* _GIVEN INSTRUCTION_
Examine the material below. Gather every line in which the string "divers" appears.

* _RECORDS TO USE_
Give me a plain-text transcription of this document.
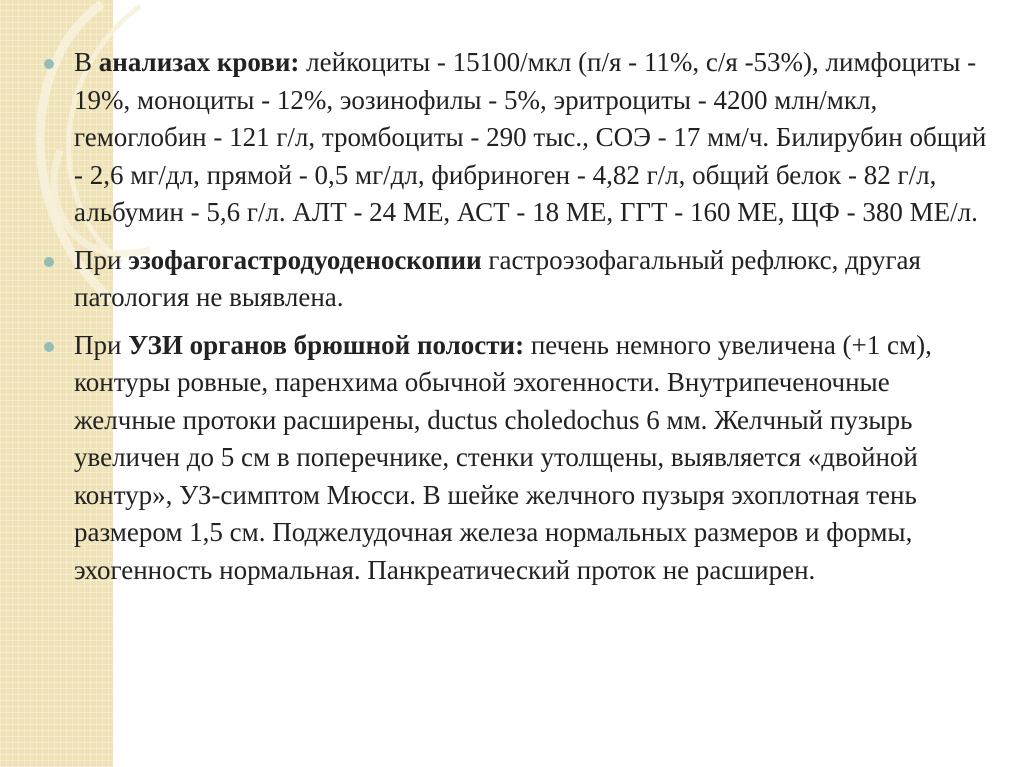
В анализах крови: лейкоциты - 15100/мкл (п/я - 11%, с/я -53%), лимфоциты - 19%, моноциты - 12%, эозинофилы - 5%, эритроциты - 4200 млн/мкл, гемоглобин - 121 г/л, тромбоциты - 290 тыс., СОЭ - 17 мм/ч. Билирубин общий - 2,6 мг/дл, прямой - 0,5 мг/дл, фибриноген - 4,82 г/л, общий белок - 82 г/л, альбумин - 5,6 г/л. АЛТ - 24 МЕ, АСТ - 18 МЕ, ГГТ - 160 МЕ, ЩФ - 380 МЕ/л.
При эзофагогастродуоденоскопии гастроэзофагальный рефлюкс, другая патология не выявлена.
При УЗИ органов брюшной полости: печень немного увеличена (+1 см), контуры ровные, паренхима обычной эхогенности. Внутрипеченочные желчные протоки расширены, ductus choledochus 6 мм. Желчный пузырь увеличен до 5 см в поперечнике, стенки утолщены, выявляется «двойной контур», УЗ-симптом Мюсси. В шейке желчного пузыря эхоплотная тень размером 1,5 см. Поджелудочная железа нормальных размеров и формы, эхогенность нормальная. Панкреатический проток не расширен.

---

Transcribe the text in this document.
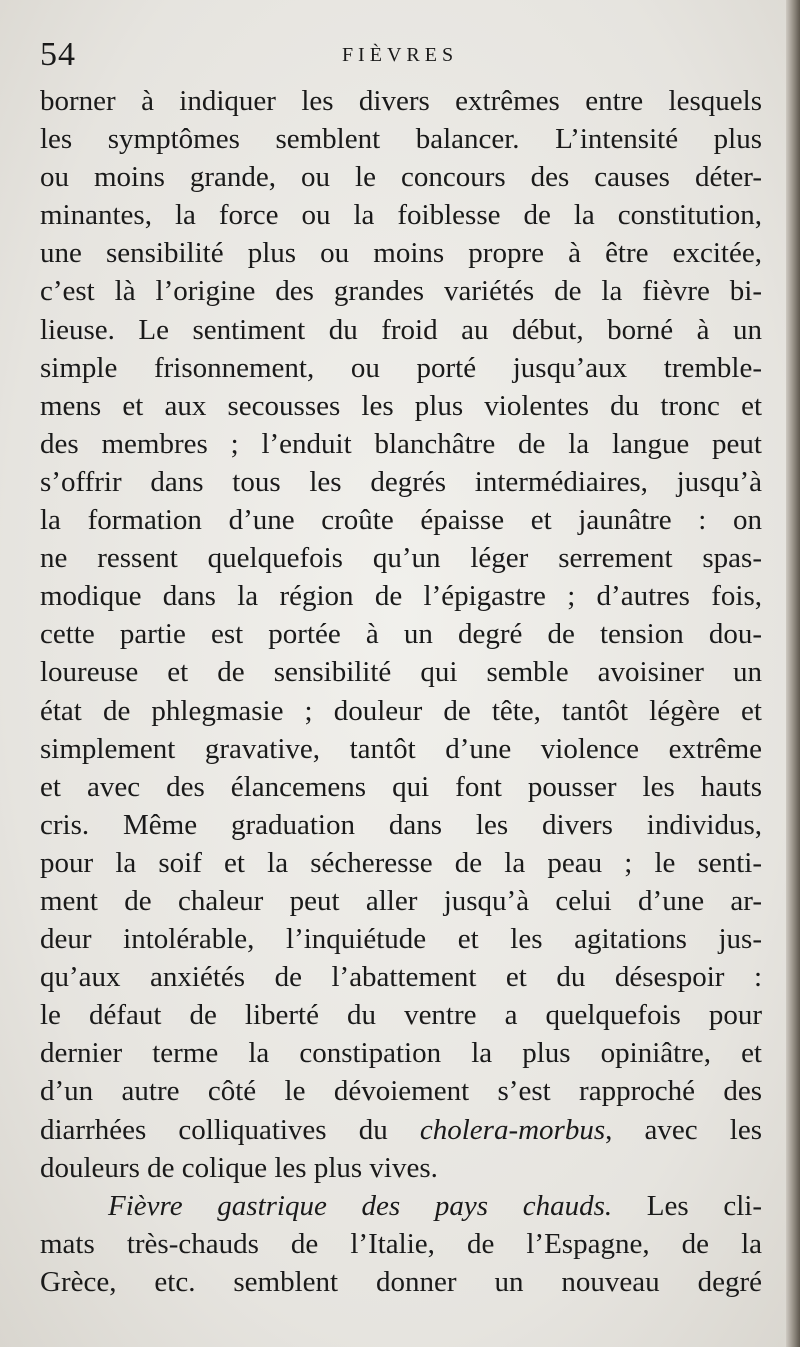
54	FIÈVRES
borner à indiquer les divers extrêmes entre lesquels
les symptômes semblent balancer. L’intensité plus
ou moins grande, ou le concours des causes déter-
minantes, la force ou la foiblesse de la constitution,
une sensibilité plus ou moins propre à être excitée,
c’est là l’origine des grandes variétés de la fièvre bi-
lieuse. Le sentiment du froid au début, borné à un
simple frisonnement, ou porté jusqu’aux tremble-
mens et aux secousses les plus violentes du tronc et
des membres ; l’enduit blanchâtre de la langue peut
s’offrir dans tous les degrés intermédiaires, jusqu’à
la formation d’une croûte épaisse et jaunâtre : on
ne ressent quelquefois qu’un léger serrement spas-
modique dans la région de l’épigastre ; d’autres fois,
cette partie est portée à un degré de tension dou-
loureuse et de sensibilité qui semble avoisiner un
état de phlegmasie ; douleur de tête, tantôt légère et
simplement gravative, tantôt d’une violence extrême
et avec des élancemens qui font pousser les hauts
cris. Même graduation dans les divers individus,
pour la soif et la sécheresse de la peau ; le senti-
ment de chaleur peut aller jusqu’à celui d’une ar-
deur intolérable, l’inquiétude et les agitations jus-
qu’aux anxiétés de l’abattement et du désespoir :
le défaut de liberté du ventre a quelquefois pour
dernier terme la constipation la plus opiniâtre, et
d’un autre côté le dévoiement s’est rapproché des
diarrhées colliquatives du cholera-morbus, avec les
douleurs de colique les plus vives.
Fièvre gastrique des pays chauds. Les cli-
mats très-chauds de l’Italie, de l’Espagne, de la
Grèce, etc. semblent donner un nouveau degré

* _RESPONSE TO THIS TASK_
borner à indiquer les divers extrêmes entre lesquels
cris. Même graduation dans les divers individus,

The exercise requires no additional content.